◆ THE TASK ◆
No images are to be carried over; print all other material exactly as it stands.
.....
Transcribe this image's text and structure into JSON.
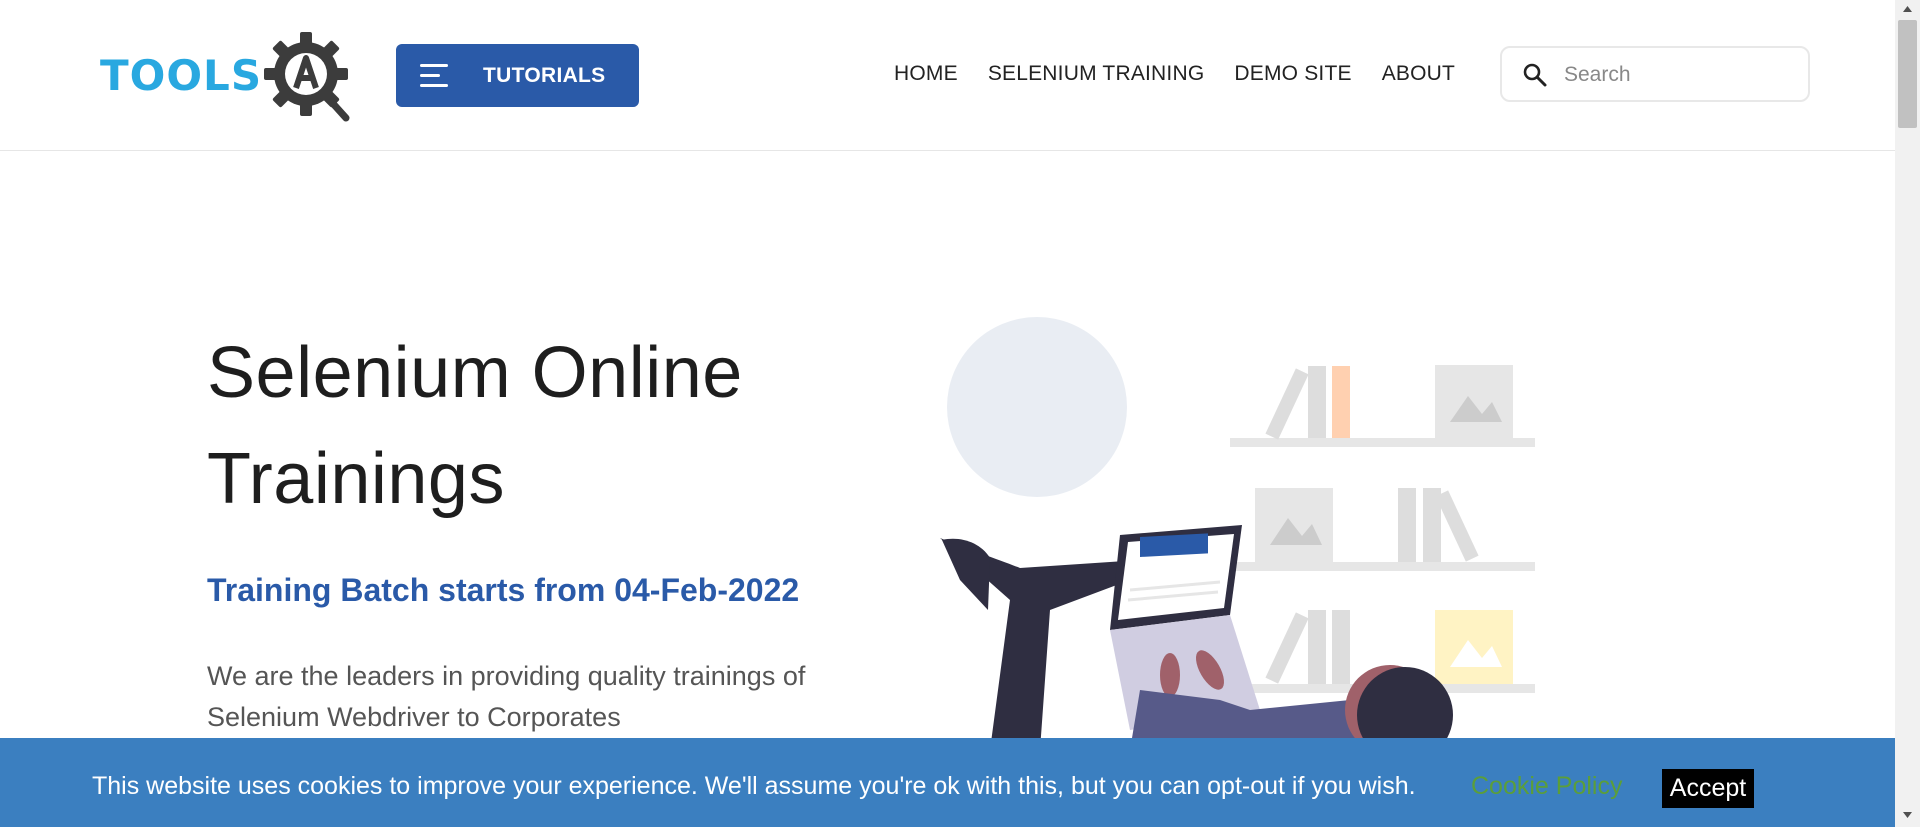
{
  "header": {
    "logo_text": "TOOLS",
    "logo_badge": "A",
    "tutorials_label": "TUTORIALS",
    "nav": [
      {
        "label": "HOME"
      },
      {
        "label": "SELENIUM TRAINING"
      },
      {
        "label": "DEMO SITE"
      },
      {
        "label": "ABOUT"
      }
    ],
    "search_placeholder": "Search"
  },
  "hero": {
    "title_line1": "Selenium Online",
    "title_line2": "Trainings",
    "batch": "Training Batch starts from 04-Feb-2022",
    "description": "We are the leaders in providing quality trainings of Selenium Webdriver to Corporates"
  },
  "cookie": {
    "message": "This website uses cookies to improve your experience. We'll assume you're ok with this, but you can opt-out if you wish.",
    "policy_link": "Cookie Policy",
    "accept_label": "Accept"
  },
  "colors": {
    "brand_blue": "#2a5aa8",
    "logo_blue": "#29a8e0",
    "cookie_bar": "#3b7fc0",
    "cookie_link": "#5b9e3a"
  },
  "icons": {
    "menu": "hamburger-icon",
    "search": "search-icon",
    "logo": "gear-icon"
  }
}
.....
◆ ANSWER FOR THE TASK ◆
Transcribe this image's text and structure into JSON.
{
  "header": {
    "logo_text": "TOOLS",
    "logo_badge": "A",
    "tutorials_label": "TUTORIALS",
    "nav": [
      {
        "label": "HOME"
      },
      {
        "label": "SELENIUM TRAINING"
      },
      {
        "label": "DEMO SITE"
      },
      {
        "label": "ABOUT"
      }
    ],
    "search_placeholder": "Search"
  },
  "hero": {
    "title_line1": "Selenium Online",
    "title_line2": "Trainings",
    "batch": "Training Batch starts from 04-Feb-2022",
    "description": "We are the leaders in providing quality trainings of Selenium Webdriver to Corporates"
  },
  "cookie": {
    "message": "This website uses cookies to improve your experience. We'll assume you're ok with this, but you can opt-out if you wish.",
    "policy_link": "Cookie Policy",
    "accept_label": "Accept"
  },
  "colors": {
    "brand_blue": "#2a5aa8",
    "logo_blue": "#29a8e0",
    "cookie_bar": "#3b7fc0",
    "cookie_link": "#5b9e3a"
  },
  "icons": {
    "menu": "hamburger-icon",
    "search": "search-icon",
    "logo": "gear-icon"
  }
}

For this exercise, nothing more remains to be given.